_Aim of the task_. Check each line of the listing below for the string "title", and copy the ones that have it.

_Supplied records_.
:::

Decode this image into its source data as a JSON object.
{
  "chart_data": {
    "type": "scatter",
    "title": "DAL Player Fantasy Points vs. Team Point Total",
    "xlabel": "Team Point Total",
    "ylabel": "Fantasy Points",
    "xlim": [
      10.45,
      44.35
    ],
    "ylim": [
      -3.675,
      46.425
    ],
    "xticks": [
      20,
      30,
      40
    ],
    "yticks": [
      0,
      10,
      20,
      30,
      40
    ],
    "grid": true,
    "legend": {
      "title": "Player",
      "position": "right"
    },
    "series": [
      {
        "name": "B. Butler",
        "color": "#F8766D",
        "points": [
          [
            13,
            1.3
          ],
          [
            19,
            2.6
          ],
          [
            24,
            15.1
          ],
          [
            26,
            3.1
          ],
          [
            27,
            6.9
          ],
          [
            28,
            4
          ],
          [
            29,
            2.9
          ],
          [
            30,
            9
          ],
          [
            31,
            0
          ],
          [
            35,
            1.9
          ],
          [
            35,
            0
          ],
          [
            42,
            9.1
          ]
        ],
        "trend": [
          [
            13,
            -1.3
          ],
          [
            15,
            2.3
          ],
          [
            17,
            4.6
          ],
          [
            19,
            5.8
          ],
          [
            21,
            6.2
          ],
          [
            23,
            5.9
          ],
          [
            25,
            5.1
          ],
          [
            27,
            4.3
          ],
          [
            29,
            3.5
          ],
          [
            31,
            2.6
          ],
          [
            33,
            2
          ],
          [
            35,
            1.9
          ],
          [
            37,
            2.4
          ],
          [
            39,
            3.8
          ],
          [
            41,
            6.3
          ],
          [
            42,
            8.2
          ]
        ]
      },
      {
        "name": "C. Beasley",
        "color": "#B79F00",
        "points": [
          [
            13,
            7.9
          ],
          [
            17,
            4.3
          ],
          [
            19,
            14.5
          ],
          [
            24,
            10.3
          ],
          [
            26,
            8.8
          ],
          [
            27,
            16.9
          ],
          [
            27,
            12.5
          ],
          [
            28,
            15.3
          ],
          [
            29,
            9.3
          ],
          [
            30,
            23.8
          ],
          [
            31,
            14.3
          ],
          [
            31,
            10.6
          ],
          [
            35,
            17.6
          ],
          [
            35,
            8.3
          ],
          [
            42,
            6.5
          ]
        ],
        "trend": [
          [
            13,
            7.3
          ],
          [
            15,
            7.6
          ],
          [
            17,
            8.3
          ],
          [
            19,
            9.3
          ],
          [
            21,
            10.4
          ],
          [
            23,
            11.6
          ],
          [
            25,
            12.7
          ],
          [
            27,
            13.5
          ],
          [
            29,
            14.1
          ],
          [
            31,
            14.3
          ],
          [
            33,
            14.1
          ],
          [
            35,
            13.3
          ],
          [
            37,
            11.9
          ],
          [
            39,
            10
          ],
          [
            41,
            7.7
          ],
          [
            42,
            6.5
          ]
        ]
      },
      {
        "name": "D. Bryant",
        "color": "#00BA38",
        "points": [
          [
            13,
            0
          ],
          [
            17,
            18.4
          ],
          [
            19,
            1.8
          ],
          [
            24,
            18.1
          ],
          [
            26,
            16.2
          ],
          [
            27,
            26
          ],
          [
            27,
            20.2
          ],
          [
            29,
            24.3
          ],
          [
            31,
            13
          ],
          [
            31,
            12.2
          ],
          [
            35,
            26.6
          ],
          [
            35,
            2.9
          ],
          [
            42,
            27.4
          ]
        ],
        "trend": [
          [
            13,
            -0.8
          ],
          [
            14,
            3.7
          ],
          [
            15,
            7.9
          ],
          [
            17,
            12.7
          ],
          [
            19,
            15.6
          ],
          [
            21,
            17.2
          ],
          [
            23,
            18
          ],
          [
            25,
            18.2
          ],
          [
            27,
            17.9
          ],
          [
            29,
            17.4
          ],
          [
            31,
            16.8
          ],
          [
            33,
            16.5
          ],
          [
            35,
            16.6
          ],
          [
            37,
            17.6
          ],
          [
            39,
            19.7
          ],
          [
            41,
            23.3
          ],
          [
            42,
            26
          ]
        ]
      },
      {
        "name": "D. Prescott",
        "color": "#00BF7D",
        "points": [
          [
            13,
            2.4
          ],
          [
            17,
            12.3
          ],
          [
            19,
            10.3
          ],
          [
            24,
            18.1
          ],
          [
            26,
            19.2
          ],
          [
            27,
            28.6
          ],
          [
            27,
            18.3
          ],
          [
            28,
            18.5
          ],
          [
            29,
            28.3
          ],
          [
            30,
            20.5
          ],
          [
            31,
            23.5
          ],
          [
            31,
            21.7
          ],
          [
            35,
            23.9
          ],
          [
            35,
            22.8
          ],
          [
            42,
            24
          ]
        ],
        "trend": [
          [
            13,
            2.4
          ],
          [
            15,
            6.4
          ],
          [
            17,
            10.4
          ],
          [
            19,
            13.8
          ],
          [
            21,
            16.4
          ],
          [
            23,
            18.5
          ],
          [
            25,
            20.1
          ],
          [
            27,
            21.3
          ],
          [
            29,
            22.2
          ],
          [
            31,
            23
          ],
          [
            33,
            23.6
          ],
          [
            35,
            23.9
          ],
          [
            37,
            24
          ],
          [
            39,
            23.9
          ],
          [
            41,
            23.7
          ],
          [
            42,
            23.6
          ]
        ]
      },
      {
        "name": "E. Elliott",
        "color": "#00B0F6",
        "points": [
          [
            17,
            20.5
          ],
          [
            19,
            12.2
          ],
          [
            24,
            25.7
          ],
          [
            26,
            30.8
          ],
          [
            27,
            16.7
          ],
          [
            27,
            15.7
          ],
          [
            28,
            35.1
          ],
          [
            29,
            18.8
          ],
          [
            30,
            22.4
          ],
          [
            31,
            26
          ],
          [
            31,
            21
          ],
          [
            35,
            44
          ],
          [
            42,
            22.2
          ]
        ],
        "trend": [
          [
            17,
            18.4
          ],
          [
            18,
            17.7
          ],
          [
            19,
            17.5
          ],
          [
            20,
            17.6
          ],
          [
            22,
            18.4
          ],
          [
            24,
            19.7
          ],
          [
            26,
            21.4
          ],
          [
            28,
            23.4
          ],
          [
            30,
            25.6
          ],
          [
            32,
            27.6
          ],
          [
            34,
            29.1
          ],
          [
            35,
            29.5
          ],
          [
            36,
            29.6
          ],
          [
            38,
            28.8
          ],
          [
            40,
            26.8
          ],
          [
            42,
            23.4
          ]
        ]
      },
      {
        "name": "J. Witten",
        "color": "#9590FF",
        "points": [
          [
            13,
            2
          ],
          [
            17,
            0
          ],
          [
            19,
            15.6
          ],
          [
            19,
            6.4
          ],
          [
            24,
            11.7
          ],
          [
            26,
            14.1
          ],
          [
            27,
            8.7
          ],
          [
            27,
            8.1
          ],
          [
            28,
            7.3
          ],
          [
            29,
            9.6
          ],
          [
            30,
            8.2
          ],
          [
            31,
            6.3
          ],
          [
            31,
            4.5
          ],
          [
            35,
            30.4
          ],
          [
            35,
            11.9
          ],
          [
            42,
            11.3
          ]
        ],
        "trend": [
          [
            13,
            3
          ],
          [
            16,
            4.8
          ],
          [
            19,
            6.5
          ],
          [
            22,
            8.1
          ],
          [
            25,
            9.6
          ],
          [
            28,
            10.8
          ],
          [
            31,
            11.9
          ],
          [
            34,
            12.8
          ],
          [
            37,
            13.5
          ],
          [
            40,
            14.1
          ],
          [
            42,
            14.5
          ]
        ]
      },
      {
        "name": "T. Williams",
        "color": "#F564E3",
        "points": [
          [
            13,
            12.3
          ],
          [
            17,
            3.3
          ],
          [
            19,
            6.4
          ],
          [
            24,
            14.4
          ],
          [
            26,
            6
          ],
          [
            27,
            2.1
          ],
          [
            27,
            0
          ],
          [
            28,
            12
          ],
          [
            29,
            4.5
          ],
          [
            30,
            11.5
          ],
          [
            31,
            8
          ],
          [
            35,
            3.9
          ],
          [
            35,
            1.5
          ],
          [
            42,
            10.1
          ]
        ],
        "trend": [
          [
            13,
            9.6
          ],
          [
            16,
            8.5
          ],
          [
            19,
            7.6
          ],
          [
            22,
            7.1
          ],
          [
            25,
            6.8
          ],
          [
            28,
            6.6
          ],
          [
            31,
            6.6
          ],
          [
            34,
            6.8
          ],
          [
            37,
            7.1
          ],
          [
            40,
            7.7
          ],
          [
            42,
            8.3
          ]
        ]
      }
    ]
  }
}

:::

_Answer below_.
    "title": "DAL Player Fantasy Points vs. Team Point Total",
      "title": "Player",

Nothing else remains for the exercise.